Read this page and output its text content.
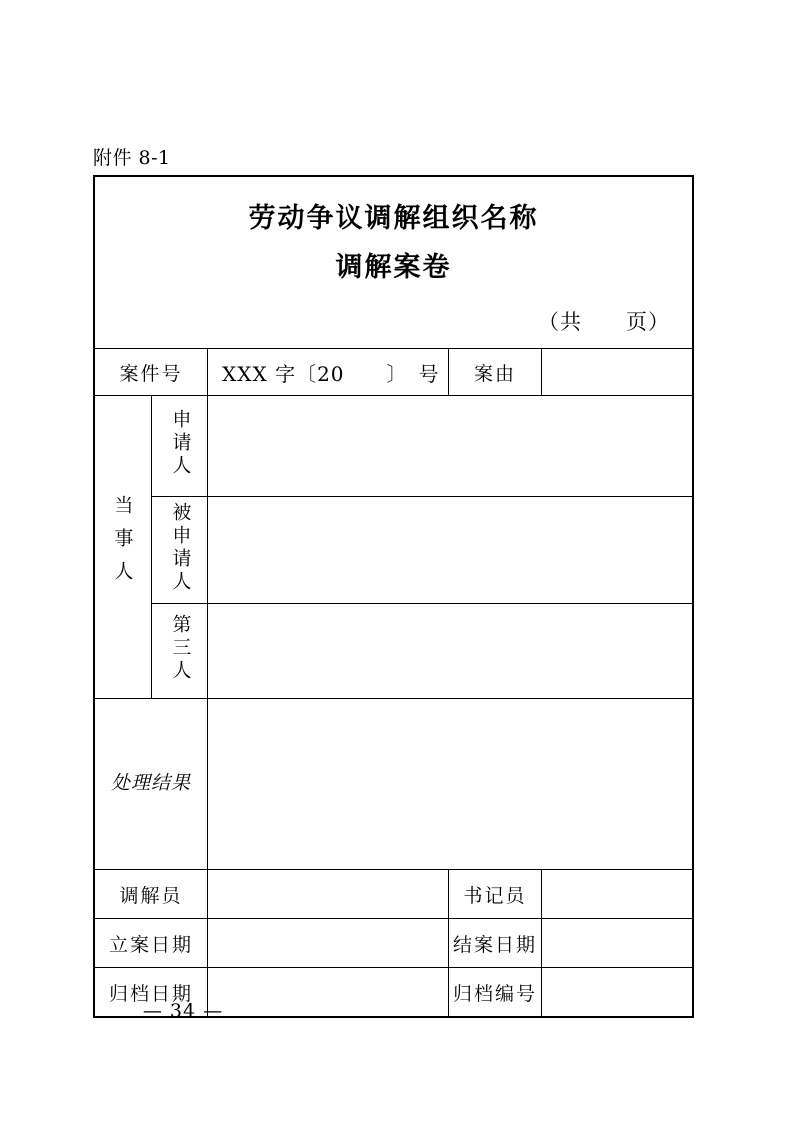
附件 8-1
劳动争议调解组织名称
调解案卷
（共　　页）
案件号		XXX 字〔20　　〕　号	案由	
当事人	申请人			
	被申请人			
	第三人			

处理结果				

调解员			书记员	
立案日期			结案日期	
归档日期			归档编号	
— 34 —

• _What the exercise asks_
Quote everything in the listing above exactly; pictures are the only thing to omit.

• _Answer to this exercise_
Read this page and output its text content.
附件 8-1
劳动争议调解组织名称
调解案卷
（共　　页）
案件号		XXX 字〔20　　〕　号	案由	
当事人	申请人			
	被申请人			
	第三人			

处理结果				

调解员			书记员	
立案日期			结案日期	
归档日期			归档编号	
— 34 —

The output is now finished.